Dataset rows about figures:
★ ★ ★

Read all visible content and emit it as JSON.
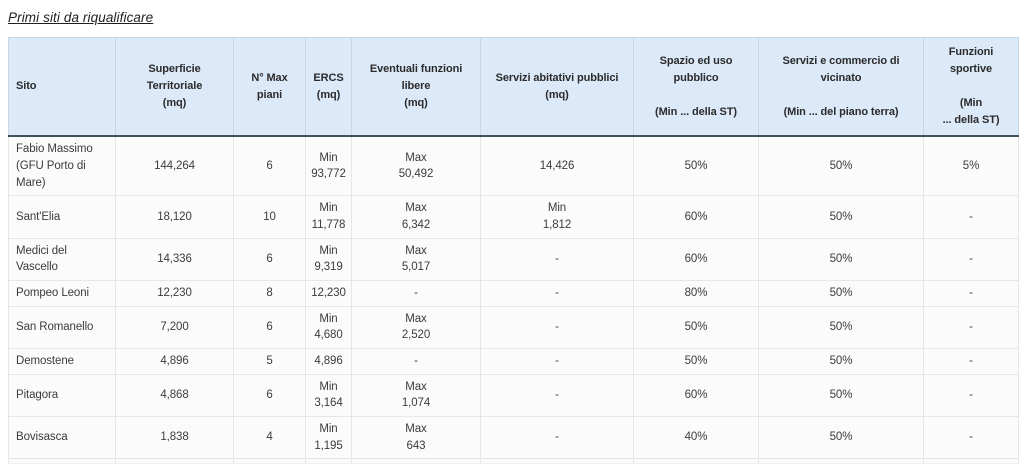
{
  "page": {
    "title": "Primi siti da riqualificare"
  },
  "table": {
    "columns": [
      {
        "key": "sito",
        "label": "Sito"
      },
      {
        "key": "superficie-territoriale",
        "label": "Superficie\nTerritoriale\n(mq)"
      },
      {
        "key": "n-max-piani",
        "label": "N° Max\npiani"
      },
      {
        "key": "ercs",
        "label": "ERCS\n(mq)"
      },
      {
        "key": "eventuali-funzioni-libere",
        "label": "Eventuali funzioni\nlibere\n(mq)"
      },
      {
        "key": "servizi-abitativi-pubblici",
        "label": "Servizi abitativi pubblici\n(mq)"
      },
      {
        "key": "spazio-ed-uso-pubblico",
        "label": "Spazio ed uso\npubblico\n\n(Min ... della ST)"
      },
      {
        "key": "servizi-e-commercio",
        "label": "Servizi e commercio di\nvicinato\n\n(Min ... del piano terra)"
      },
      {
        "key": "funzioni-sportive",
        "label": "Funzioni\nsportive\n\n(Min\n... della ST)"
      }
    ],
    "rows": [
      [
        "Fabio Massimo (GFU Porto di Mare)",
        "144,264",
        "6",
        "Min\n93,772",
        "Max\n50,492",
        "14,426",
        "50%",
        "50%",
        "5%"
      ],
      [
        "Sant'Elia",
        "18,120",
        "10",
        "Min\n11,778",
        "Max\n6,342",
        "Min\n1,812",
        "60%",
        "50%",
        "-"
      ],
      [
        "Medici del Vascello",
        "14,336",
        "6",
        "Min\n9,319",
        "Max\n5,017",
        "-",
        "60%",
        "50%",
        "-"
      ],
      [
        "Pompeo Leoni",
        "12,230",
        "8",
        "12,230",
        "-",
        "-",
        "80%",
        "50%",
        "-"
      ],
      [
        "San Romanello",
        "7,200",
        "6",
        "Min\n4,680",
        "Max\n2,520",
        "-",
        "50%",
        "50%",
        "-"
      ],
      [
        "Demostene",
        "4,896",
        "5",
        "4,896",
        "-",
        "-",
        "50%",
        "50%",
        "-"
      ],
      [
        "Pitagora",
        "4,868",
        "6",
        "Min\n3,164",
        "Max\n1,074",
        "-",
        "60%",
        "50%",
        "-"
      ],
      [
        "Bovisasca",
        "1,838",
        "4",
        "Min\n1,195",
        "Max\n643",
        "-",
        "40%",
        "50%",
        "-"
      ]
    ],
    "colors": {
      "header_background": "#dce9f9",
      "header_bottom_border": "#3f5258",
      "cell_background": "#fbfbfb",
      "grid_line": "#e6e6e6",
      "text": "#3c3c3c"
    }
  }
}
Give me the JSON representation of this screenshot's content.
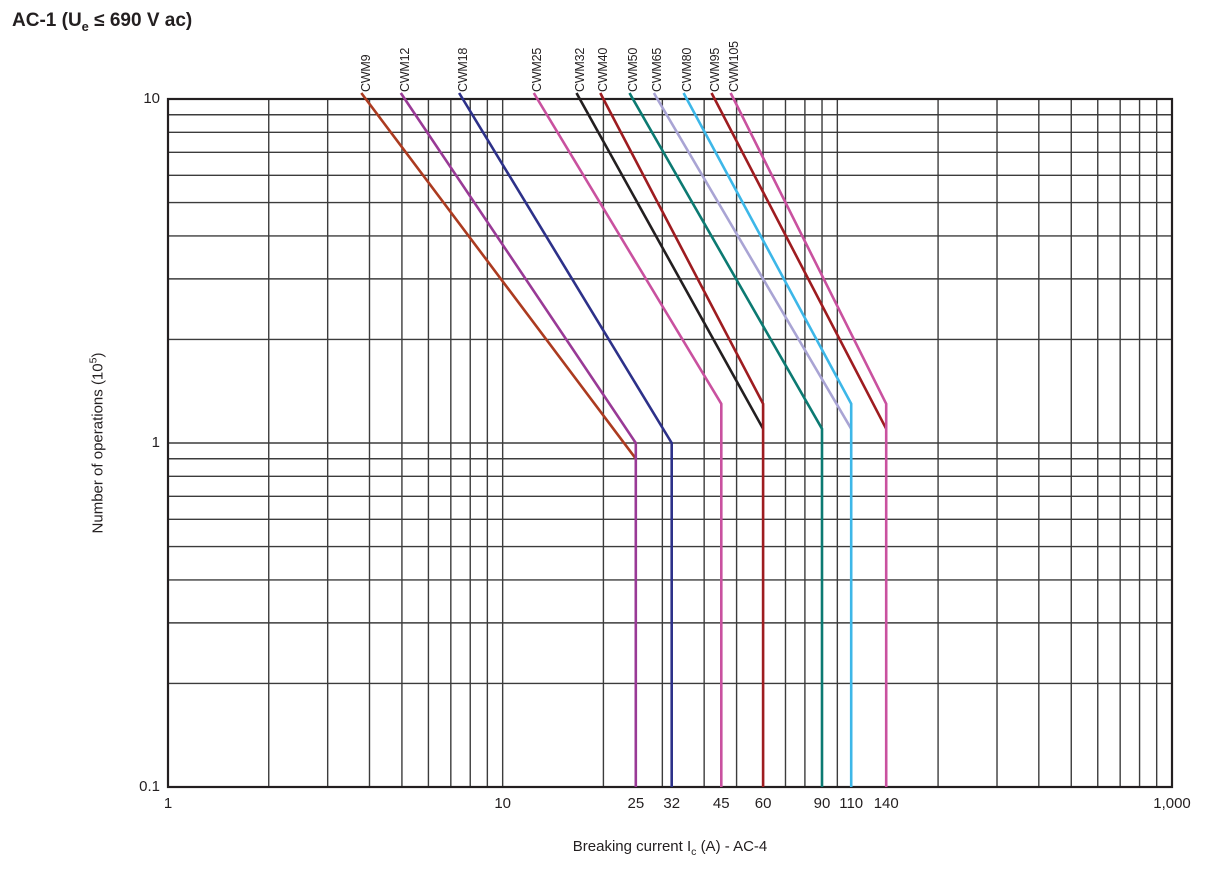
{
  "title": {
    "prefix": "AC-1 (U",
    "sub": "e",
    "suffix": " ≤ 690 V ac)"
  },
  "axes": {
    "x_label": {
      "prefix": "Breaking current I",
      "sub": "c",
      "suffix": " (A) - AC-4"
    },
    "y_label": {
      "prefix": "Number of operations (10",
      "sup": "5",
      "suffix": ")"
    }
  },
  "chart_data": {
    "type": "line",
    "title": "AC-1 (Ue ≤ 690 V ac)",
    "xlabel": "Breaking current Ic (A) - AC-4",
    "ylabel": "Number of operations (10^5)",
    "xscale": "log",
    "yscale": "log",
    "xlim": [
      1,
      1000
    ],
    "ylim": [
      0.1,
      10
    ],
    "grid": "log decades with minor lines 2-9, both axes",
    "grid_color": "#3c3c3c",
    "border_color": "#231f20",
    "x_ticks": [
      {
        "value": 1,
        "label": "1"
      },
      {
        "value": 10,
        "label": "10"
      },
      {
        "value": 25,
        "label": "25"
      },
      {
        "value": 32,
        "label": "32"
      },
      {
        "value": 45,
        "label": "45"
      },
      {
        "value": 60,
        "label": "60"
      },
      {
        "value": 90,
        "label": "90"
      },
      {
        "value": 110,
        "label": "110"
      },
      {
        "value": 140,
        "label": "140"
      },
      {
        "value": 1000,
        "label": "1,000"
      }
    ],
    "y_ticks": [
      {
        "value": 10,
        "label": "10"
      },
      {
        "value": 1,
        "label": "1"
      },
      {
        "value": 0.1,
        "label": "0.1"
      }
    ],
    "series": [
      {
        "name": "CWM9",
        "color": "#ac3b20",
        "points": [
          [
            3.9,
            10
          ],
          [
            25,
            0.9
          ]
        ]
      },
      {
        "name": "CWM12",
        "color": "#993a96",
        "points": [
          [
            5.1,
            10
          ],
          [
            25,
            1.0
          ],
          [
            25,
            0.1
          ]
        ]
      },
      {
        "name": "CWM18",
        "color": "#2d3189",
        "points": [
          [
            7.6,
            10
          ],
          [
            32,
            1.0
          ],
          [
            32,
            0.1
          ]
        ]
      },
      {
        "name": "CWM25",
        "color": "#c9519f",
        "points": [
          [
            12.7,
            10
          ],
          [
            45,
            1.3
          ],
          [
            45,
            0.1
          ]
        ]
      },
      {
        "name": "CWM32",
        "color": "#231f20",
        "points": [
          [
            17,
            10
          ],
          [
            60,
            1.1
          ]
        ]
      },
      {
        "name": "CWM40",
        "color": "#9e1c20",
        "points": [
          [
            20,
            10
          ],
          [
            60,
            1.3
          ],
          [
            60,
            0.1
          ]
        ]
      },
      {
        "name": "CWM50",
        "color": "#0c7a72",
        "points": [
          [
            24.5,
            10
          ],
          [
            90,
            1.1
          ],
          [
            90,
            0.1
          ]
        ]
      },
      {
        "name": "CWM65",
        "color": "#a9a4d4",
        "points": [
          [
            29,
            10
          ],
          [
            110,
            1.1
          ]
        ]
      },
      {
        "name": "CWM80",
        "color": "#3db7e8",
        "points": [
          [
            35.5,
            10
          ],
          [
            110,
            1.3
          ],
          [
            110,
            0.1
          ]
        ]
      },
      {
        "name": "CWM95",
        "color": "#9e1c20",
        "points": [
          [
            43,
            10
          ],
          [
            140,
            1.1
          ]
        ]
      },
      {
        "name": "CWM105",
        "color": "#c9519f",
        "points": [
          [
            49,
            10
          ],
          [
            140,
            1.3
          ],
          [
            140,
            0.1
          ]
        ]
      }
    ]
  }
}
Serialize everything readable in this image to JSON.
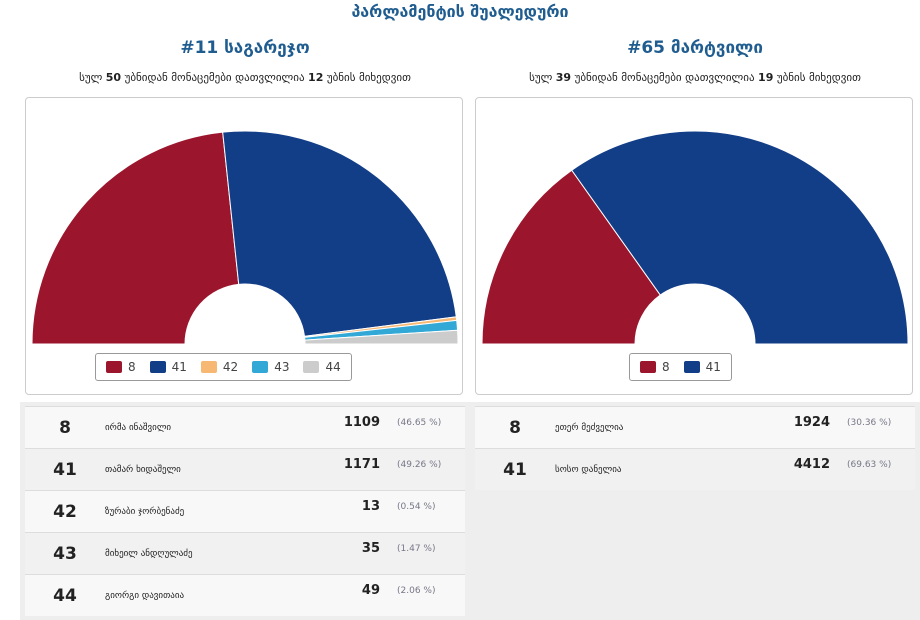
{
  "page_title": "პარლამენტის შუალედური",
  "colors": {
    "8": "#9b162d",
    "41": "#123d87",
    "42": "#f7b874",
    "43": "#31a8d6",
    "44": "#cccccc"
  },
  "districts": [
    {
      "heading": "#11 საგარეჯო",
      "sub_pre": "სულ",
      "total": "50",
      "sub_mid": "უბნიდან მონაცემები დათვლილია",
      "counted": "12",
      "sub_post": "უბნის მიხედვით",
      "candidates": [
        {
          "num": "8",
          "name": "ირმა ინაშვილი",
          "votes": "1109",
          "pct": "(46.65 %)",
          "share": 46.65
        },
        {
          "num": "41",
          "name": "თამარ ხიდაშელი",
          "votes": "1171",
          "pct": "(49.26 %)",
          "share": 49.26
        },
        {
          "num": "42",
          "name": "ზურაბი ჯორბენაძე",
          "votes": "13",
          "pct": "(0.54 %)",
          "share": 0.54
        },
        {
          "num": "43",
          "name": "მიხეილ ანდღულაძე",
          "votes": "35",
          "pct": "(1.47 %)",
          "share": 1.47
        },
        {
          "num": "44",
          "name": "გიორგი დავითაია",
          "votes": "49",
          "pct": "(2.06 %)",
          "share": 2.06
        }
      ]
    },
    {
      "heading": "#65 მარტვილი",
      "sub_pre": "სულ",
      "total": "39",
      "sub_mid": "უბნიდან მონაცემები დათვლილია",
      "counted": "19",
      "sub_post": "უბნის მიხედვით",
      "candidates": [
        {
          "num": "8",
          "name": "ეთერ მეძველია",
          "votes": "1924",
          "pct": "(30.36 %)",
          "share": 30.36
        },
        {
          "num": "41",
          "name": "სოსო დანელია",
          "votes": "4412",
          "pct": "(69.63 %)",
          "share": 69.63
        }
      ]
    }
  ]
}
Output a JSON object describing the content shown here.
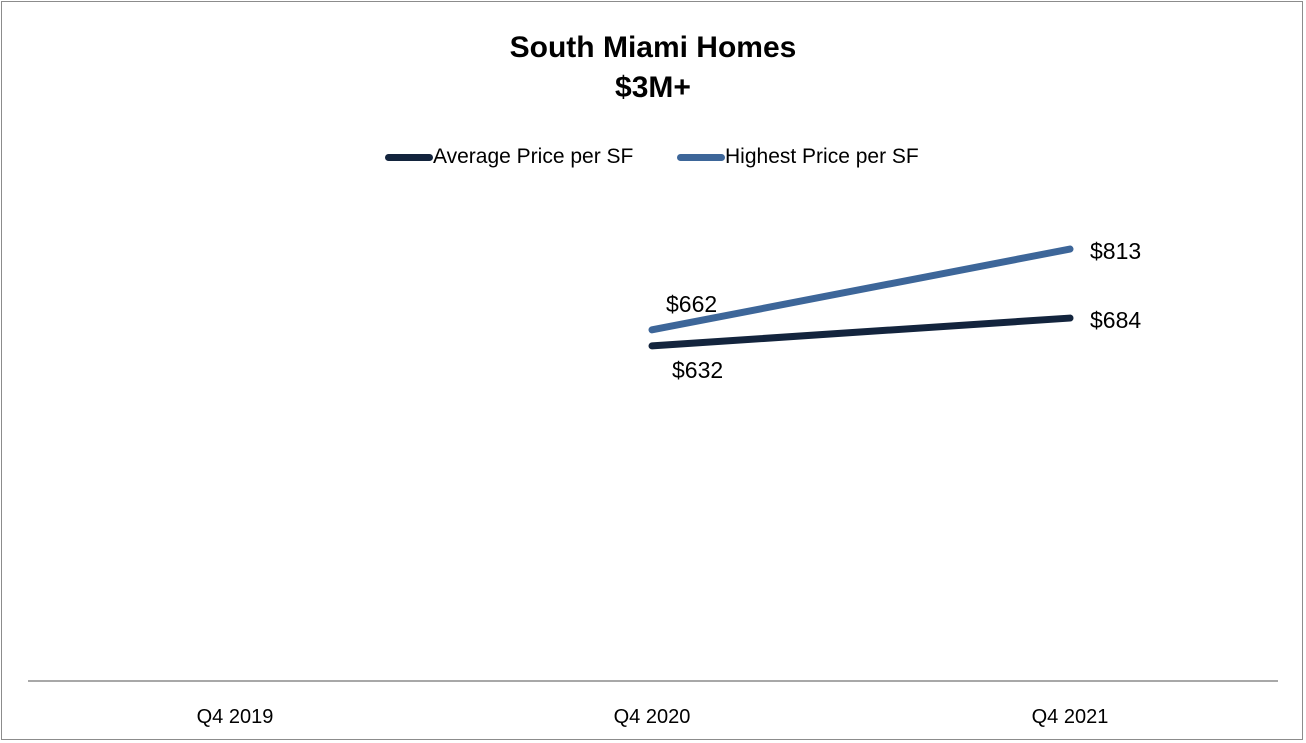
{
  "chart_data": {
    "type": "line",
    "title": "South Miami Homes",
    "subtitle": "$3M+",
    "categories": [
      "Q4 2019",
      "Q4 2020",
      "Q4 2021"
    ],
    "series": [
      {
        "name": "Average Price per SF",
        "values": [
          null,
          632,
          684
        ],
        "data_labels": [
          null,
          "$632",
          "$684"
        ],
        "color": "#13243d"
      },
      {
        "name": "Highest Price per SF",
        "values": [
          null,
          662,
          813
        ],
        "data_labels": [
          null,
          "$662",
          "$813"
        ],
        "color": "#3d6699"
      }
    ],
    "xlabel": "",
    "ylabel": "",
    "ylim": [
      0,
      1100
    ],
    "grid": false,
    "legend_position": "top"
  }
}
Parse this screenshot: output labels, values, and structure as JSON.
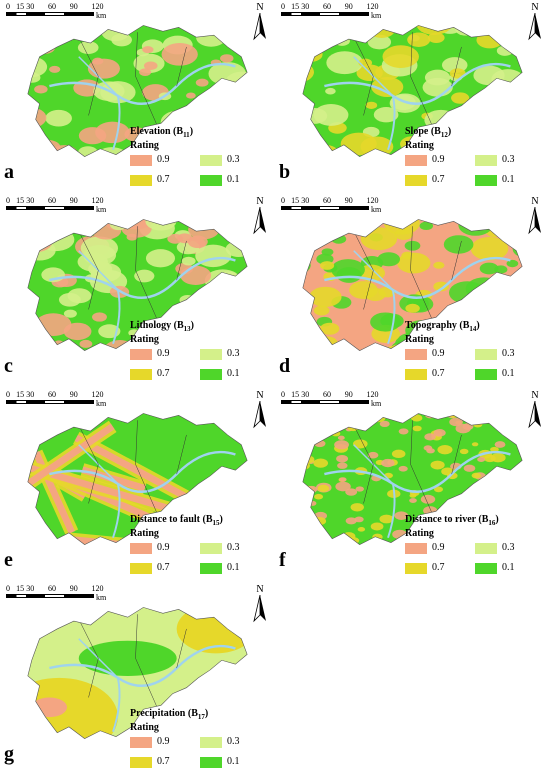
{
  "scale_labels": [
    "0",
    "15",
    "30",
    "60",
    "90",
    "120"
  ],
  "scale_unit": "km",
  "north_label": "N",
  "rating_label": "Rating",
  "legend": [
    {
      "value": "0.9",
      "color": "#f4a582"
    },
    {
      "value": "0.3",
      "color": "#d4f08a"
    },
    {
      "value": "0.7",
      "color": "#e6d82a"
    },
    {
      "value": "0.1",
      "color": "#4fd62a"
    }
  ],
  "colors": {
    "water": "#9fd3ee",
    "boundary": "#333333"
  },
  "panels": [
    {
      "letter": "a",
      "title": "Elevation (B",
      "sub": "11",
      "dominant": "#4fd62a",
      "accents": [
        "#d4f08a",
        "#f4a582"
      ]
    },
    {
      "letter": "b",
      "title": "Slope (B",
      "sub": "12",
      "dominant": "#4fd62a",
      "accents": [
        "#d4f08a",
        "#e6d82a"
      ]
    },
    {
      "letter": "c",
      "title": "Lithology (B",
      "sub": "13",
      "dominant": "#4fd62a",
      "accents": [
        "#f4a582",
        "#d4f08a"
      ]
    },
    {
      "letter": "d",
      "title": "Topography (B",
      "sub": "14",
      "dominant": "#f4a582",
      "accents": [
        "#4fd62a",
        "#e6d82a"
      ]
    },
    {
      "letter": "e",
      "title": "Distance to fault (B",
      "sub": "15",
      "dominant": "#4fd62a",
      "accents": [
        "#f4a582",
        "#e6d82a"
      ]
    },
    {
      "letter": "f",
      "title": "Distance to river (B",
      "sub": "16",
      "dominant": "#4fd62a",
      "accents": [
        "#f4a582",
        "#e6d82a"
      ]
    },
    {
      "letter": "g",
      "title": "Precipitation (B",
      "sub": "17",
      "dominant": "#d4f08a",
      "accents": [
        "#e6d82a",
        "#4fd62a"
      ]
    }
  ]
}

★ ★ ★

Repeat exactly the lines from the one containing "Parse this screenshot: output" to the last line of the records above, including both, and leave out any pictures.

■ SOLUTION FOR THIS EXERCISE:
Parse this screenshot: output labels, values, and structure as JSON.
{
  "scale_labels": [
    "0",
    "15",
    "30",
    "60",
    "90",
    "120"
  ],
  "scale_unit": "km",
  "north_label": "N",
  "rating_label": "Rating",
  "legend": [
    {
      "value": "0.9",
      "color": "#f4a582"
    },
    {
      "value": "0.3",
      "color": "#d4f08a"
    },
    {
      "value": "0.7",
      "color": "#e6d82a"
    },
    {
      "value": "0.1",
      "color": "#4fd62a"
    }
  ],
  "colors": {
    "water": "#9fd3ee",
    "boundary": "#333333"
  },
  "panels": [
    {
      "letter": "a",
      "title": "Elevation (B",
      "sub": "11",
      "dominant": "#4fd62a",
      "accents": [
        "#d4f08a",
        "#f4a582"
      ]
    },
    {
      "letter": "b",
      "title": "Slope (B",
      "sub": "12",
      "dominant": "#4fd62a",
      "accents": [
        "#d4f08a",
        "#e6d82a"
      ]
    },
    {
      "letter": "c",
      "title": "Lithology (B",
      "sub": "13",
      "dominant": "#4fd62a",
      "accents": [
        "#f4a582",
        "#d4f08a"
      ]
    },
    {
      "letter": "d",
      "title": "Topography (B",
      "sub": "14",
      "dominant": "#f4a582",
      "accents": [
        "#4fd62a",
        "#e6d82a"
      ]
    },
    {
      "letter": "e",
      "title": "Distance to fault (B",
      "sub": "15",
      "dominant": "#4fd62a",
      "accents": [
        "#f4a582",
        "#e6d82a"
      ]
    },
    {
      "letter": "f",
      "title": "Distance to river (B",
      "sub": "16",
      "dominant": "#4fd62a",
      "accents": [
        "#f4a582",
        "#e6d82a"
      ]
    },
    {
      "letter": "g",
      "title": "Precipitation (B",
      "sub": "17",
      "dominant": "#d4f08a",
      "accents": [
        "#e6d82a",
        "#4fd62a"
      ]
    }
  ]
}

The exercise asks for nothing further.